[Dataset listings of figures]
----------------------------------------

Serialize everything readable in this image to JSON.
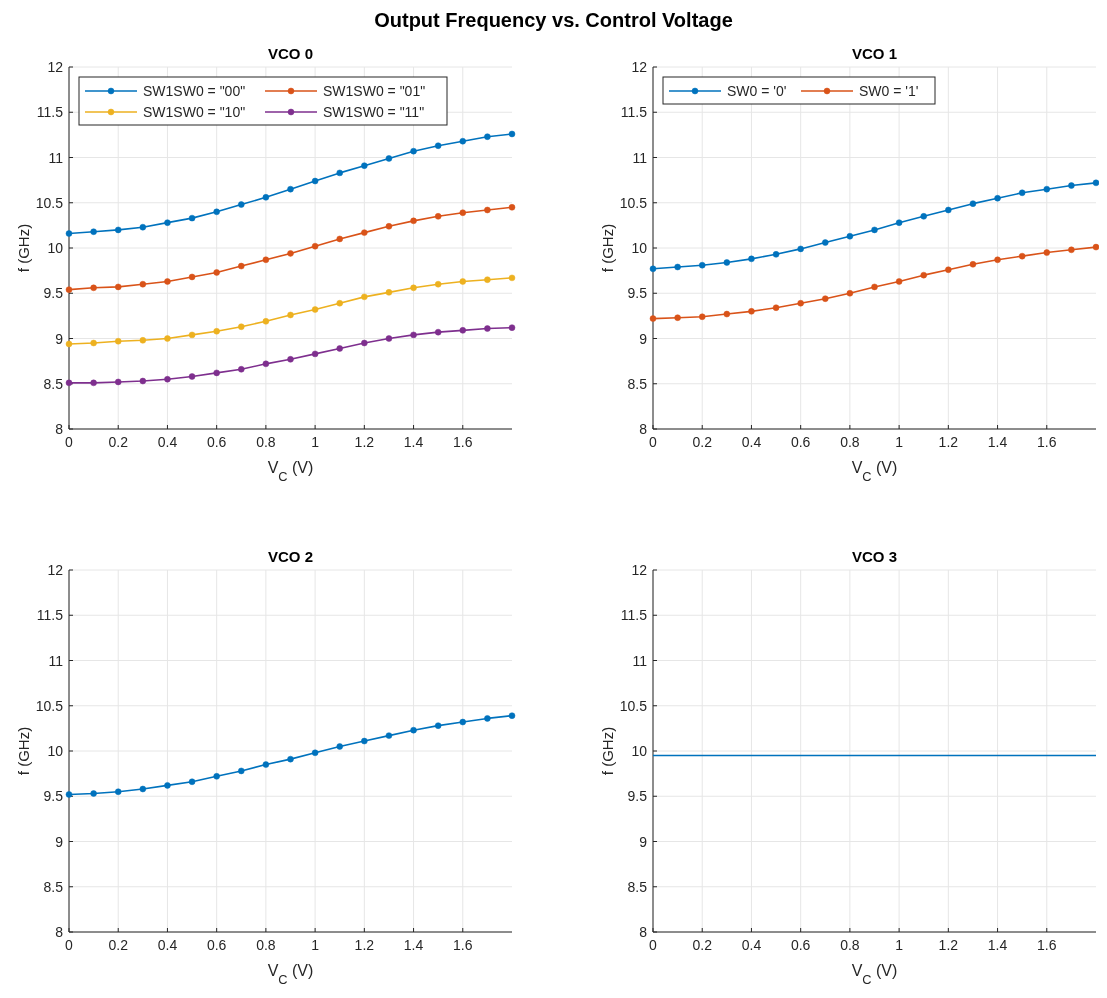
{
  "chart_data": [
    {
      "type": "line",
      "title": "VCO 0",
      "xlabel": "V$_{C}$ (V)",
      "ylabel": "f (GHz)",
      "annotations": [
        "Output Frequency vs. Control Voltage"
      ],
      "x": [
        0,
        0.1,
        0.2,
        0.3,
        0.4,
        0.5,
        0.6,
        0.7,
        0.8,
        0.9,
        1,
        1.1,
        1.2,
        1.3,
        1.4,
        1.5,
        1.6,
        1.7,
        1.8
      ],
      "xlim": [
        0,
        1.8
      ],
      "xticks": [
        0,
        0.2,
        0.4,
        0.6,
        0.8,
        1,
        1.2,
        1.4,
        1.6
      ],
      "ylim": [
        8,
        12
      ],
      "yticks": [
        8,
        8.5,
        9,
        9.5,
        10,
        10.5,
        11,
        11.5,
        12
      ],
      "grid": true,
      "legend": "top left",
      "marker": "circle",
      "line_style": "solid",
      "series": [
        {
          "name": "SW1SW0 = \"00\"",
          "color": "#0072bd",
          "values": [
            10.16,
            10.18,
            10.2,
            10.23,
            10.28,
            10.33,
            10.4,
            10.48,
            10.56,
            10.65,
            10.74,
            10.83,
            10.91,
            10.99,
            11.07,
            11.13,
            11.18,
            11.23,
            11.26
          ]
        },
        {
          "name": "SW1SW0 = \"01\"",
          "color": "#d95319",
          "values": [
            9.54,
            9.56,
            9.57,
            9.6,
            9.63,
            9.68,
            9.73,
            9.8,
            9.87,
            9.94,
            10.02,
            10.1,
            10.17,
            10.24,
            10.3,
            10.35,
            10.39,
            10.42,
            10.45
          ]
        },
        {
          "name": "SW1SW0 = \"10\"",
          "color": "#edb120",
          "values": [
            8.94,
            8.95,
            8.97,
            8.98,
            9.0,
            9.04,
            9.08,
            9.13,
            9.19,
            9.26,
            9.32,
            9.39,
            9.46,
            9.51,
            9.56,
            9.6,
            9.63,
            9.65,
            9.67
          ]
        },
        {
          "name": "SW1SW0 = \"11\"",
          "color": "#7e2f8e",
          "values": [
            8.51,
            8.51,
            8.52,
            8.53,
            8.55,
            8.58,
            8.62,
            8.66,
            8.72,
            8.77,
            8.83,
            8.89,
            8.95,
            9.0,
            9.04,
            9.07,
            9.09,
            9.11,
            9.12
          ]
        }
      ]
    },
    {
      "type": "line",
      "title": "VCO 1",
      "xlabel": "V$_{C}$ (V)",
      "ylabel": "f (GHz)",
      "x": [
        0,
        0.1,
        0.2,
        0.3,
        0.4,
        0.5,
        0.6,
        0.7,
        0.8,
        0.9,
        1,
        1.1,
        1.2,
        1.3,
        1.4,
        1.5,
        1.6,
        1.7,
        1.8
      ],
      "xlim": [
        0,
        1.8
      ],
      "xticks": [
        0,
        0.2,
        0.4,
        0.6,
        0.8,
        1,
        1.2,
        1.4,
        1.6
      ],
      "ylim": [
        8,
        12
      ],
      "yticks": [
        8,
        8.5,
        9,
        9.5,
        10,
        10.5,
        11,
        11.5,
        12
      ],
      "grid": true,
      "legend": "top left",
      "marker": "circle",
      "line_style": "solid",
      "series": [
        {
          "name": "SW0 = '0'",
          "color": "#0072bd",
          "values": [
            9.77,
            9.79,
            9.81,
            9.84,
            9.88,
            9.93,
            9.99,
            10.06,
            10.13,
            10.2,
            10.28,
            10.35,
            10.42,
            10.49,
            10.55,
            10.61,
            10.65,
            10.69,
            10.72
          ]
        },
        {
          "name": "SW0 = '1'",
          "color": "#d95319",
          "values": [
            9.22,
            9.23,
            9.24,
            9.27,
            9.3,
            9.34,
            9.39,
            9.44,
            9.5,
            9.57,
            9.63,
            9.7,
            9.76,
            9.82,
            9.87,
            9.91,
            9.95,
            9.98,
            10.01
          ]
        }
      ]
    },
    {
      "type": "line",
      "title": "VCO 2",
      "xlabel": "V$_{C}$ (V)",
      "ylabel": "f (GHz)",
      "x": [
        0,
        0.1,
        0.2,
        0.3,
        0.4,
        0.5,
        0.6,
        0.7,
        0.8,
        0.9,
        1,
        1.1,
        1.2,
        1.3,
        1.4,
        1.5,
        1.6,
        1.7,
        1.8
      ],
      "xlim": [
        0,
        1.8
      ],
      "xticks": [
        0,
        0.2,
        0.4,
        0.6,
        0.8,
        1,
        1.2,
        1.4,
        1.6
      ],
      "ylim": [
        8,
        12
      ],
      "yticks": [
        8,
        8.5,
        9,
        9.5,
        10,
        10.5,
        11,
        11.5,
        12
      ],
      "grid": true,
      "marker": "circle",
      "line_style": "solid",
      "series": [
        {
          "color": "#0072bd",
          "values": [
            9.52,
            9.53,
            9.55,
            9.58,
            9.62,
            9.66,
            9.72,
            9.78,
            9.85,
            9.91,
            9.98,
            10.05,
            10.11,
            10.17,
            10.23,
            10.28,
            10.32,
            10.36,
            10.39
          ]
        }
      ]
    },
    {
      "type": "line",
      "title": "VCO 3",
      "xlabel": "V$_{C}$ (V)",
      "ylabel": "f (GHz)",
      "x": [
        0,
        1.8
      ],
      "xlim": [
        0,
        1.8
      ],
      "xticks": [
        0,
        0.2,
        0.4,
        0.6,
        0.8,
        1,
        1.2,
        1.4,
        1.6
      ],
      "ylim": [
        8,
        12
      ],
      "yticks": [
        8,
        8.5,
        9,
        9.5,
        10,
        10.5,
        11,
        11.5,
        12
      ],
      "grid": true,
      "marker": "none",
      "line_style": "solid",
      "series": [
        {
          "color": "#0072bd",
          "values": [
            9.95,
            9.95
          ]
        }
      ]
    }
  ]
}
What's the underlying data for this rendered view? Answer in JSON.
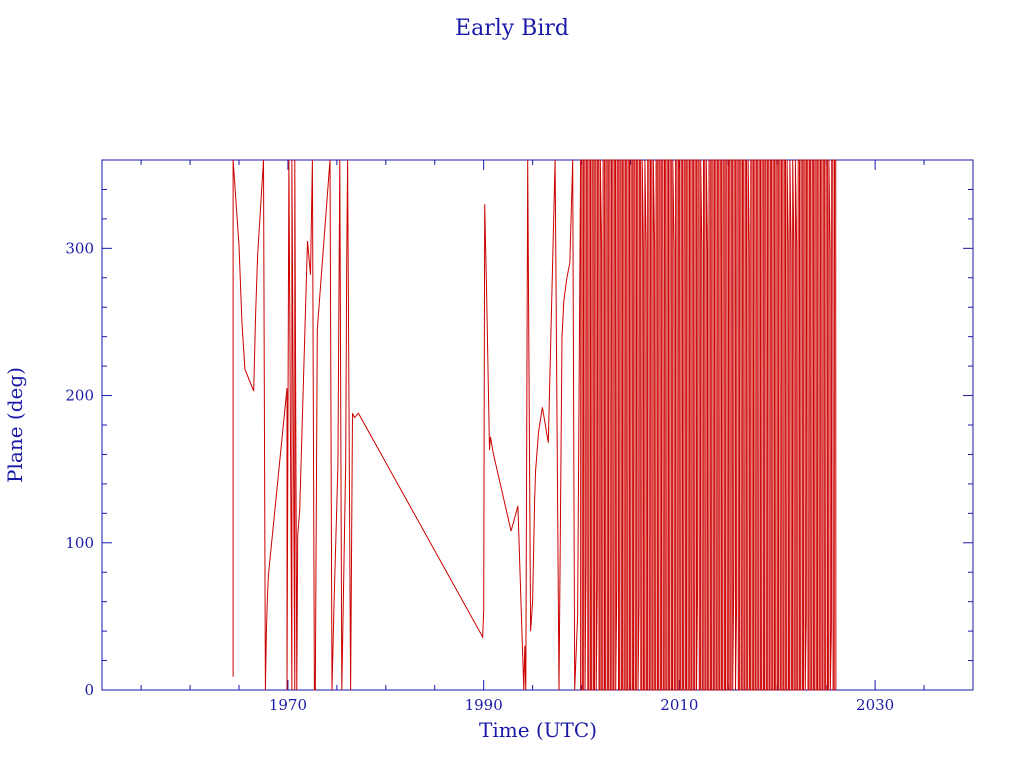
{
  "chart_data": {
    "type": "line",
    "title": "Early Bird",
    "xlabel": "Time (UTC)",
    "ylabel": "Plane (deg)",
    "xlim": [
      1951,
      2040
    ],
    "ylim": [
      0,
      360
    ],
    "x_ticks": [
      1970,
      1990,
      2010,
      2030
    ],
    "y_ticks": [
      0,
      100,
      200,
      300
    ],
    "grid": false,
    "colors": {
      "axis": "#1a1aa8",
      "series": "#cc0000",
      "background": "#ffffff"
    },
    "series": [
      {
        "x": [
          1964.4,
          1964.4,
          1965.0,
          1965.3,
          1965.6,
          1966.5,
          1966.7,
          1966.9,
          1967.5,
          1967.7,
          1967.8,
          1967.9,
          1968.0,
          1969.9,
          1969.9,
          1970.1,
          1970.4,
          1970.4,
          1970.7,
          1970.7,
          1970.9,
          1971.0,
          1971.2,
          1972.0,
          1972.3,
          1972.5,
          1972.7,
          1972.8,
          1973.0,
          1974.3,
          1974.5,
          1974.7,
          1975.1,
          1975.3,
          1975.5,
          1975.9,
          1976.0,
          1976.1,
          1976.4,
          1976.6,
          1976.8,
          1977.2,
          1977.2,
          1989.9,
          1990.0,
          1990.1,
          1990.3,
          1990.6,
          1990.7,
          1991.0,
          1992.8,
          1993.5,
          1994.1,
          1994.2,
          1994.3,
          1994.5,
          1994.8,
          1995.0,
          1995.2,
          1995.3,
          1995.6,
          1996.0,
          1996.6,
          1997.3,
          1997.7,
          1998.0,
          1998.2,
          1998.5,
          1998.8,
          1999.1,
          1999.3,
          1999.6,
          1999.9
        ],
        "y": [
          9,
          360,
          302,
          250,
          218,
          203,
          255,
          295,
          360,
          0,
          40,
          62,
          78,
          205,
          0,
          360,
          0,
          360,
          0,
          360,
          0,
          105,
          122,
          305,
          282,
          360,
          0,
          0,
          245,
          360,
          0,
          55,
          152,
          360,
          0,
          155,
          290,
          360,
          0,
          188,
          185,
          188,
          188,
          36,
          55,
          330,
          270,
          163,
          172,
          160,
          108,
          125,
          0,
          30,
          0,
          360,
          40,
          60,
          128,
          148,
          175,
          192,
          168,
          360,
          0,
          240,
          265,
          280,
          290,
          360,
          0,
          50,
          360
        ]
      },
      {
        "type": "oscillation",
        "x_range": [
          1999.9,
          2026.1
        ],
        "cycles": 92,
        "y_range": [
          0,
          360
        ]
      }
    ]
  }
}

----------------------------------------

[EXERCISE DESCRIPTION]: Whenever "JSON" turns up in a line, pick that line out.

[OUTPUT OF THE EXERCISE]:
Serialize everything readable in this image to JSON.
What's the underlying data for this rendered view? Answer in JSON.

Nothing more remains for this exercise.